[Figure record listings]
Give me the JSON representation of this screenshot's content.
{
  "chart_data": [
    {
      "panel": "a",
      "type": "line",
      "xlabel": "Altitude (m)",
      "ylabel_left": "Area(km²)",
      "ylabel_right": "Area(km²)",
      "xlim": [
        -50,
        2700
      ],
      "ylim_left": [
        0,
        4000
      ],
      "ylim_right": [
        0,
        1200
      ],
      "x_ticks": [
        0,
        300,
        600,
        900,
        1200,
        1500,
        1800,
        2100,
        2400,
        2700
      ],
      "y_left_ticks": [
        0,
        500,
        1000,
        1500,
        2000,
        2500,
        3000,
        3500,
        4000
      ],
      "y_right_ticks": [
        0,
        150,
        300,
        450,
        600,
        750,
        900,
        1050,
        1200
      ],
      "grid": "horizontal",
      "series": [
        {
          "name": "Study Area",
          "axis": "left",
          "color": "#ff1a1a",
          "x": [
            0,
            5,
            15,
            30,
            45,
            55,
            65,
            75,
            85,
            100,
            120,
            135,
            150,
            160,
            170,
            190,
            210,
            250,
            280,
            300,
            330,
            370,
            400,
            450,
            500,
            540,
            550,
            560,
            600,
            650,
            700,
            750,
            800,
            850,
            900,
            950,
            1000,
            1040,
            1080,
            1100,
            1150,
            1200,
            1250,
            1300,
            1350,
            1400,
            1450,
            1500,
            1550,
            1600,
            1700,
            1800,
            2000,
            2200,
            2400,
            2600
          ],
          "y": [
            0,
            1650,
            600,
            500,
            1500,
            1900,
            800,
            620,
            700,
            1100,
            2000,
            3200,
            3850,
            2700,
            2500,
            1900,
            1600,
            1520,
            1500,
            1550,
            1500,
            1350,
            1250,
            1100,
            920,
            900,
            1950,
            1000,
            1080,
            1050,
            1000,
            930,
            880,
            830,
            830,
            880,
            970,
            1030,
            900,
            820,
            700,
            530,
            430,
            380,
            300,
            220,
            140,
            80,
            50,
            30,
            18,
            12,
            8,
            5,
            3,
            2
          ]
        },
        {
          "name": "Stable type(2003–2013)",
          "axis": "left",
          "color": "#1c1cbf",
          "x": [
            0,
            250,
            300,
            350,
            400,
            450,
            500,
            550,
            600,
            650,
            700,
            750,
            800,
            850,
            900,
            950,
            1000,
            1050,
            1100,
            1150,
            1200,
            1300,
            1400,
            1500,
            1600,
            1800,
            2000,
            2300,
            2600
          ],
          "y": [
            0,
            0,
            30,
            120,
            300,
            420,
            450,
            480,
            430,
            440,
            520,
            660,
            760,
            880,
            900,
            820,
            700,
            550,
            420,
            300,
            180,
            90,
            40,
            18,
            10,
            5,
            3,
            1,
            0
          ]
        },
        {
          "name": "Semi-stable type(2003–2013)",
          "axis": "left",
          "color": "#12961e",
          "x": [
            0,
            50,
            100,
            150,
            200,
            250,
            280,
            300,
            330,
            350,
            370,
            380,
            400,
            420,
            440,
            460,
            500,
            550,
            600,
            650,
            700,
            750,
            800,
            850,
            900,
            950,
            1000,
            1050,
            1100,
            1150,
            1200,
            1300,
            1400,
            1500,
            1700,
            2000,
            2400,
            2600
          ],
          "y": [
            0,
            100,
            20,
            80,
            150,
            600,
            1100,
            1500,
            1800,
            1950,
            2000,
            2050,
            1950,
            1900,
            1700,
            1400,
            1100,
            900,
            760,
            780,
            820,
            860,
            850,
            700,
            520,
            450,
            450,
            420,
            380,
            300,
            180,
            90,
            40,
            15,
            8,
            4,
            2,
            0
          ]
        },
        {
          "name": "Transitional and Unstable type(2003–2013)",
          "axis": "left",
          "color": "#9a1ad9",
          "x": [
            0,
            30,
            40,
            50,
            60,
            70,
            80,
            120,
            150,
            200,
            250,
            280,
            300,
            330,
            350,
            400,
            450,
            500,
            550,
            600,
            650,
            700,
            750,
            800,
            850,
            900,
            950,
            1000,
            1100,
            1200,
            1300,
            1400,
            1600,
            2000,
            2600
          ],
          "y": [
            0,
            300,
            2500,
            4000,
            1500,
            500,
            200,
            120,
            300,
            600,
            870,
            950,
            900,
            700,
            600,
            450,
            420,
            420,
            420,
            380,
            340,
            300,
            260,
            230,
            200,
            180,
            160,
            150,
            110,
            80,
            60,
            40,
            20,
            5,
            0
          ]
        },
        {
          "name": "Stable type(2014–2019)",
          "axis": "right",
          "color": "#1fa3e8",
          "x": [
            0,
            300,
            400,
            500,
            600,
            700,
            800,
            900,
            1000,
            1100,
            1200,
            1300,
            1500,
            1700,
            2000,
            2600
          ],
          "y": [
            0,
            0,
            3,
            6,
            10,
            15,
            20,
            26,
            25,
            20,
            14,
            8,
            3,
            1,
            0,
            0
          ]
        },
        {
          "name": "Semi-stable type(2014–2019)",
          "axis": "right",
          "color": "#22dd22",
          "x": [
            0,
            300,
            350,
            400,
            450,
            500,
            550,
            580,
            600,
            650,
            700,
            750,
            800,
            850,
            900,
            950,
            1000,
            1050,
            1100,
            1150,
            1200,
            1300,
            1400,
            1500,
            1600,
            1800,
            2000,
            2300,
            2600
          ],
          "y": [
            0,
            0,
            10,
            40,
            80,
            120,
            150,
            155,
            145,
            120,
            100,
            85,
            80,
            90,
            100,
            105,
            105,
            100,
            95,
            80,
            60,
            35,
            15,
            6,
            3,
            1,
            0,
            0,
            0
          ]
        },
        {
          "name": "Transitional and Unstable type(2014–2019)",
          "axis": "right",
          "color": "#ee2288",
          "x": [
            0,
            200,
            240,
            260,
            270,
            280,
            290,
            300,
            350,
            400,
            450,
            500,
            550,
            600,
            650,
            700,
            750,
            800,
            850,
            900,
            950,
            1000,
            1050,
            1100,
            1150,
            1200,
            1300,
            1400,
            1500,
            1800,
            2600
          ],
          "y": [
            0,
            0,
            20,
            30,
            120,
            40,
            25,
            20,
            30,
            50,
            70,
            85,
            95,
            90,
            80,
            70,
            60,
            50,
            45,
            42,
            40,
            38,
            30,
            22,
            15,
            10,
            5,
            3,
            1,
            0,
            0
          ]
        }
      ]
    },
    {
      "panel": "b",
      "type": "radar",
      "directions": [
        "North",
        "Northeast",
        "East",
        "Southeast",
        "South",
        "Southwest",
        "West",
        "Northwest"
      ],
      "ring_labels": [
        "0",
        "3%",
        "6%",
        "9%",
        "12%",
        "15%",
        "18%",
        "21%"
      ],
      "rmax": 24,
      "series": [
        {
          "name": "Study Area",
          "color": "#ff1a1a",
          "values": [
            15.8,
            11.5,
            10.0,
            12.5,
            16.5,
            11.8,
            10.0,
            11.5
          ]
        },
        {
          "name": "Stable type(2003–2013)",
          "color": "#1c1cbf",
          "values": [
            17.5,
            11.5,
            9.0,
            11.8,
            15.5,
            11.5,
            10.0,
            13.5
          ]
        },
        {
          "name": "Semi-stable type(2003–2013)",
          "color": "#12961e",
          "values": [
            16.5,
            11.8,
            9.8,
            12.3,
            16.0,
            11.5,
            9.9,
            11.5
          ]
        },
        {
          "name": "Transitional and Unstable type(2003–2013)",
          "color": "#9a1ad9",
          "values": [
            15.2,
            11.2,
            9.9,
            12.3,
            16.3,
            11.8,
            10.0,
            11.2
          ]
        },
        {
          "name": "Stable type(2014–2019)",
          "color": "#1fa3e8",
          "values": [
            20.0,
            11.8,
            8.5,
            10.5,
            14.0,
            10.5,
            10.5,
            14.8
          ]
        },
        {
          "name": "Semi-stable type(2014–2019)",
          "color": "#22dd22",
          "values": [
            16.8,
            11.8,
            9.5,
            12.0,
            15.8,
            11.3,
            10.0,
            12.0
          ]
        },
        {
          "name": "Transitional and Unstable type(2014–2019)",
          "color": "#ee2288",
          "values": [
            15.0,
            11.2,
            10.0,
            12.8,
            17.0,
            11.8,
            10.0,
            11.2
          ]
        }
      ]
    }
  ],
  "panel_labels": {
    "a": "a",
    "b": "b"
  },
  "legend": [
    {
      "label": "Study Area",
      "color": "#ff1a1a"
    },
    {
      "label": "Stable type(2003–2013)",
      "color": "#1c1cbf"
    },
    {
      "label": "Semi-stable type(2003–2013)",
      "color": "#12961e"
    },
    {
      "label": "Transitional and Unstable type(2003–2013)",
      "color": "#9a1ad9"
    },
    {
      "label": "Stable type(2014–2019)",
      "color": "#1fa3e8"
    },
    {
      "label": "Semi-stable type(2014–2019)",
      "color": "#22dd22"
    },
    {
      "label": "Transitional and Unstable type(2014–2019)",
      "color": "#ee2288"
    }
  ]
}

THE TASK » Pull out every line containing "Area".

ANSWER TO THE PROBLEM »
      "ylabel_left": "Area(km²)",
      "ylabel_right": "Area(km²)",
          "name": "Study Area",
          "name": "Study Area",
      "label": "Study Area",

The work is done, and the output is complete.